-------- INPUT ROWS --------

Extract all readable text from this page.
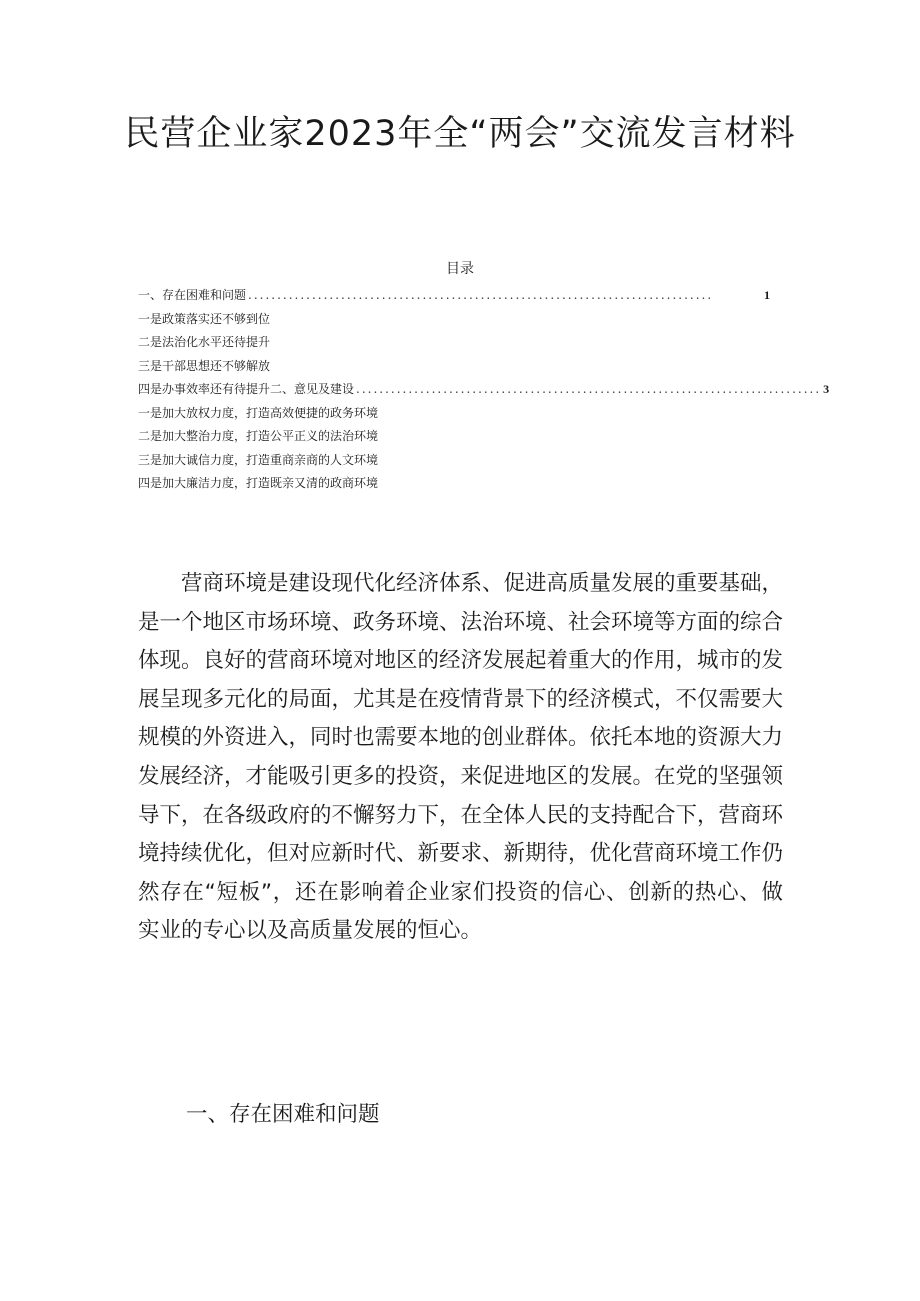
民营企业家2023年全“两会”交流发言材料

目录

一、存在困难和问题 ................................................................................	1
一是政策落实还不够到位
二是法治化水平还待提升
三是干部思想还不够解放
四是办事效率还有待提升二、意见及建设 ................................................................................ 3
一是加大放权力度，打造高效便捷的政务环境
二是加大整治力度，打造公平正义的法治环境
三是加大诚信力度，打造重商亲商的人文环境
四是加大廉洁力度，打造既亲又清的政商环境

营商环境是建设现代化经济体系、促进高质量发展的重要基础，是一个地区市场环境、政务环境、法治环境、社会环境等方面的综合体现。良好的营商环境对地区的经济发展起着重大的作用，城市的发展呈现多元化的局面，尤其是在疫情背景下的经济模式，不仅需要大规模的外资进入，同时也需要本地的创业群体。依托本地的资源大力发展经济，才能吸引更多的投资，来促进地区的发展。在党的坚强领导下，在各级政府的不懈努力下，在全体人民的支持配合下，营商环境持续优化，但对应新时代、新要求、新期待，优化营商环境工作仍然存在“短板”，还在影响着企业家们投资的信心、创新的热心、做实业的专心以及高质量发展的恒心。

一、存在困难和问题
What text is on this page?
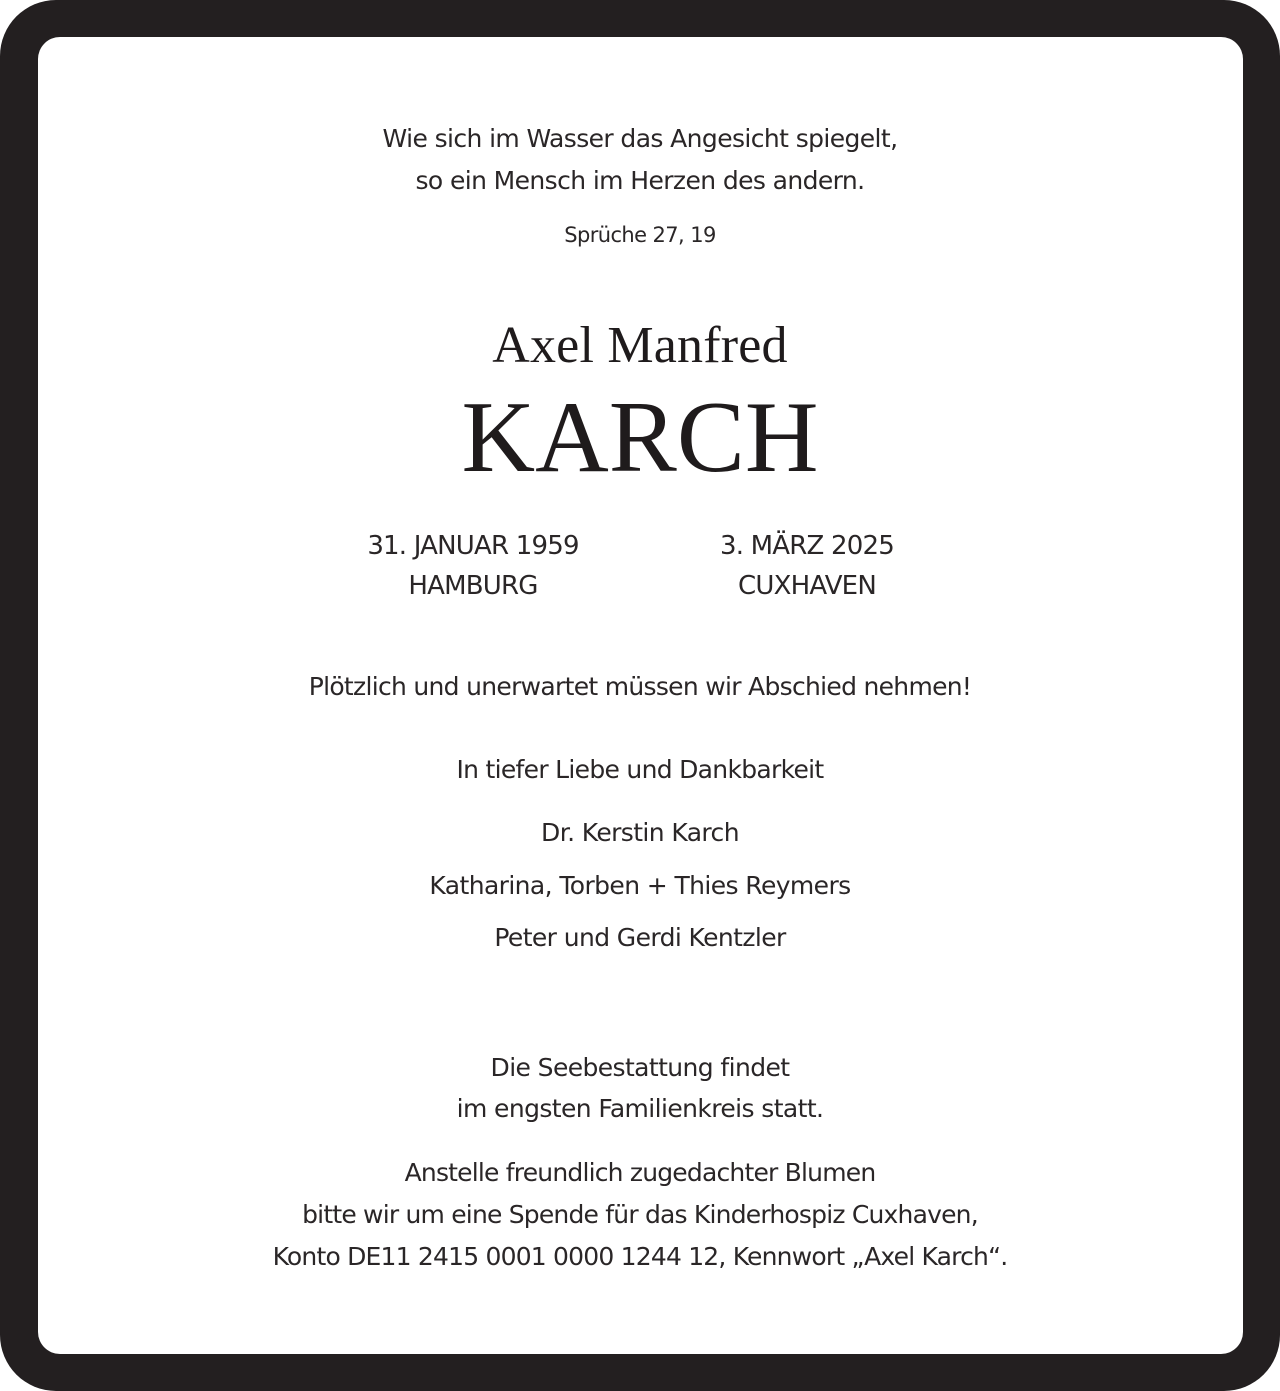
Wie sich im Wasser das Angesicht spiegelt,
so ein Mensch im Herzen des andern.
Sprüche 27, 19
Axel Manfred
KARCH
31. JANUAR 1959
HAMBURG
3. MÄRZ 2025
CUXHAVEN
Plötzlich und unerwartet müssen wir Abschied nehmen!
In tiefer Liebe und Dankbarkeit
Dr. Kerstin Karch
Katharina, Torben + Thies Reymers
Peter und Gerdi Kentzler
Die Seebestattung findet
im engsten Familienkreis statt.
Anstelle freundlich zugedachter Blumen
bitte wir um eine Spende für das Kinderhospiz Cuxhaven,
Konto DE11 2415 0001 0000 1244 12, Kennwort „Axel Karch“.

--------

## THE REQUEST
Retype exactly the lines from the one containing "What text is on this page?" through the last line of the records above, both included, and leave out any pictures.

## TASK ANSWER
What text is on this page?
Wie sich im Wasser das Angesicht spiegelt,
so ein Mensch im Herzen des andern.
Sprüche 27, 19
Axel Manfred
KARCH
31. JANUAR 1959
HAMBURG
3. MÄRZ 2025
CUXHAVEN
Plötzlich und unerwartet müssen wir Abschied nehmen!
In tiefer Liebe und Dankbarkeit
Dr. Kerstin Karch
Katharina, Torben + Thies Reymers
Peter und Gerdi Kentzler
Die Seebestattung findet
im engsten Familienkreis statt.
Anstelle freundlich zugedachter Blumen
bitte wir um eine Spende für das Kinderhospiz Cuxhaven,
Konto DE11 2415 0001 0000 1244 12, Kennwort „Axel Karch“.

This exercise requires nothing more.